◆ TEXTO ◆
★ ★ ★
BRASIL: SITUAÇÃO POLÍTICA

Colocar-se diante da realidade

por Benedito Scaranci Fernandes*

Participo da Associação Companhia das Obras, que busca trabalhar sobre a questão da política de forma estável e não apenas na época das eleições e percebo esta crise como um fato isolado dentro da Universidade. A minha experiência como universitário era a de se colocar diante da situação que nós estávamos vivendo. Essa é a própria razão da Universidade existir: se colocar diante da realidade, se perguntar sobre as coisas, formular problemas e tentar encontrar soluções. Ou seja, a Universidade tem uma raiz política no seu próprio ser. As propostas políticas em si são sempre precárias – são a tentativa de resposta de um certo grupo social, frente a um certo problema –, e a Universidade sempre foi importante por ser o motor desse debate na sociedade.
★ ★ ★
◆ Dados de anotação das caixas ◆
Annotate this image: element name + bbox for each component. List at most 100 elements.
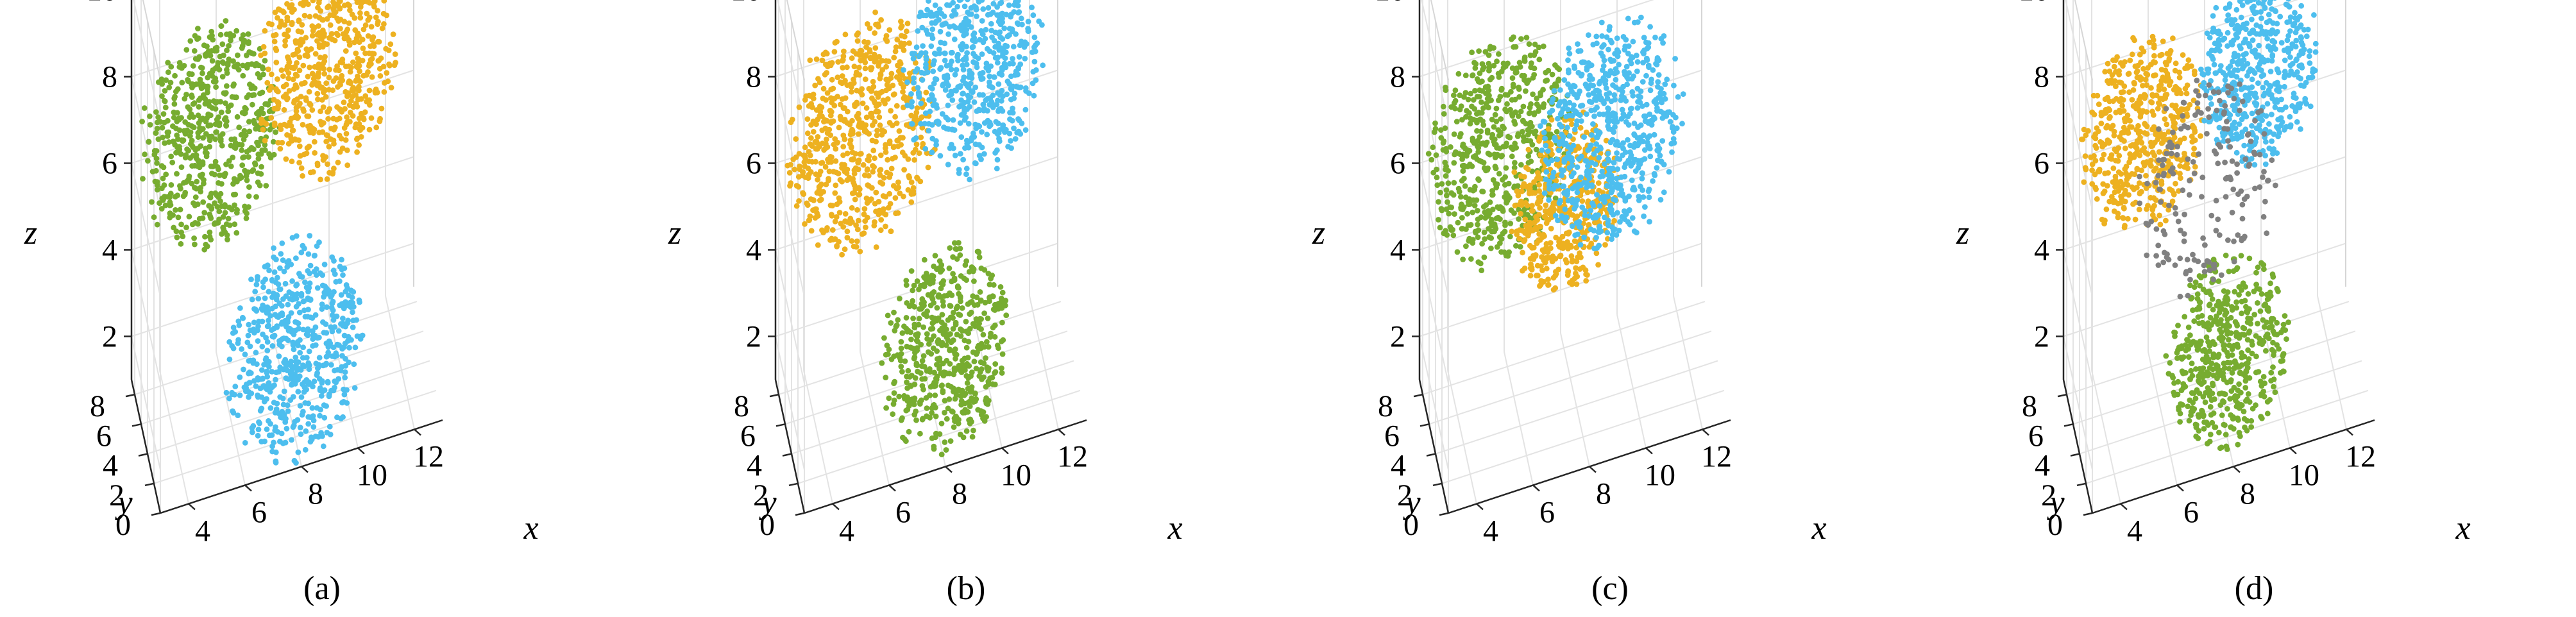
data-point [839, 73, 845, 79]
data-point [278, 67, 285, 73]
data-point [967, 420, 973, 427]
data-point [860, 100, 866, 106]
data-point [947, 245, 953, 251]
data-point [931, 369, 937, 376]
data-point [297, 101, 303, 106]
data-point [854, 238, 860, 244]
data-point [808, 135, 814, 141]
data-point [322, 283, 328, 290]
grid-line [775, 163, 805, 297]
data-point [1460, 151, 1466, 158]
data-point [918, 121, 924, 127]
data-point [330, 137, 337, 144]
data-point [307, 13, 313, 20]
data-point [1459, 226, 1465, 232]
data-point [339, 60, 346, 65]
data-point [1468, 222, 1474, 228]
data-point [1523, 164, 1529, 171]
data-point [1502, 228, 1508, 235]
data-point [877, 71, 884, 77]
data-point [878, 217, 885, 223]
data-point [319, 378, 325, 384]
data-point [911, 321, 918, 328]
data-point [921, 70, 928, 76]
data-point [233, 94, 239, 101]
data-point [793, 136, 799, 142]
data-point [158, 119, 164, 125]
data-point [947, 361, 953, 367]
data-point [1022, 85, 1029, 91]
data-point [1011, 125, 1017, 131]
data-point [914, 345, 920, 351]
data-point [831, 169, 836, 174]
data-point [807, 141, 813, 148]
data-point [872, 201, 878, 207]
data-point [904, 385, 910, 391]
data-point [353, 121, 359, 128]
data-point [1475, 176, 1481, 182]
data-point [1526, 110, 1532, 117]
data-point [1463, 243, 1469, 249]
data-point [942, 50, 948, 56]
data-point [918, 100, 924, 106]
data-point [968, 4, 974, 11]
data-point [246, 128, 253, 135]
data-point [933, 138, 939, 144]
data-point [1516, 216, 1521, 222]
data-point [220, 214, 226, 220]
data-point [281, 388, 287, 394]
data-point [159, 124, 165, 131]
data-point [274, 292, 280, 299]
data-point [325, 350, 332, 356]
data-point [1629, 215, 1636, 221]
data-point [997, 21, 1004, 28]
data-point [332, 124, 338, 131]
data-point [837, 177, 843, 183]
data-point [205, 123, 212, 129]
data-point [1008, 138, 1013, 144]
data-point [924, 368, 930, 374]
data-point [285, 376, 292, 382]
data-point [1667, 119, 1674, 125]
data-point [900, 434, 906, 441]
scatter-plot-c: 468101202468246810xyz [1312, 0, 1827, 548]
box-edge [786, 0, 805, 81]
data-point [1481, 254, 1487, 260]
data-point [1448, 144, 1453, 150]
data-point [311, 139, 318, 145]
data-point [339, 346, 345, 352]
data-point [985, 344, 992, 350]
data-point [289, 158, 295, 165]
data-point [1003, 312, 1010, 318]
data-point [362, 50, 368, 56]
data-point [1542, 135, 1548, 142]
data-point [344, 1, 351, 8]
data-point [953, 392, 960, 398]
data-point [988, 63, 994, 69]
data-point [279, 240, 285, 246]
data-point [1034, 40, 1040, 46]
data-point [888, 228, 894, 234]
data-point [910, 287, 916, 294]
data-point [352, 344, 359, 351]
data-point [816, 184, 822, 190]
x-tick-label: 4 [195, 514, 210, 548]
data-point [917, 178, 924, 185]
data-point [300, 298, 307, 305]
data-point [202, 233, 208, 240]
data-point [157, 200, 162, 207]
data-point [810, 197, 817, 203]
data-point [981, 374, 987, 380]
data-point [244, 149, 250, 155]
data-point [1455, 219, 1461, 226]
data-point [160, 134, 165, 140]
data-point [214, 44, 220, 51]
data-point [849, 126, 855, 133]
data-point [925, 292, 931, 298]
data-point [965, 121, 972, 127]
data-point [341, 305, 347, 312]
data-point [232, 191, 239, 198]
data-point [271, 105, 278, 112]
data-point [1519, 189, 1525, 194]
data-point [1010, 56, 1015, 62]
★ ★ ★
◆ INSTRUÇÕES ◆
Imprima o texto sobre a universidade e a política do começo ao fim, sem alterar nada. O material fornecido é separado do texto.

◆ RESPOSTA ◆
BRASIL: SITUAÇÃO POLÍTICA

Colocar-se diante da realidade

por Benedito Scaranci Fernandes*

Participo da Associação Companhia das Obras, que busca trabalhar sobre a questão da política de forma estável e não apenas na época das eleições e percebo esta crise como um fato isolado dentro da Universidade. A minha experiência como universitário era a de se colocar diante da situação que nós estávamos vivendo. Essa é a própria razão da Universidade existir: se colocar diante da realidade, se perguntar sobre as coisas, formular problemas e tentar encontrar soluções. Ou seja, a Universidade tem uma raiz política no seu próprio ser. As propostas políticas em si são sempre precárias – são a tentativa de resposta de um certo grupo social, frente a um certo problema –, e a Universidade sempre foi importante por ser o motor desse debate na sociedade.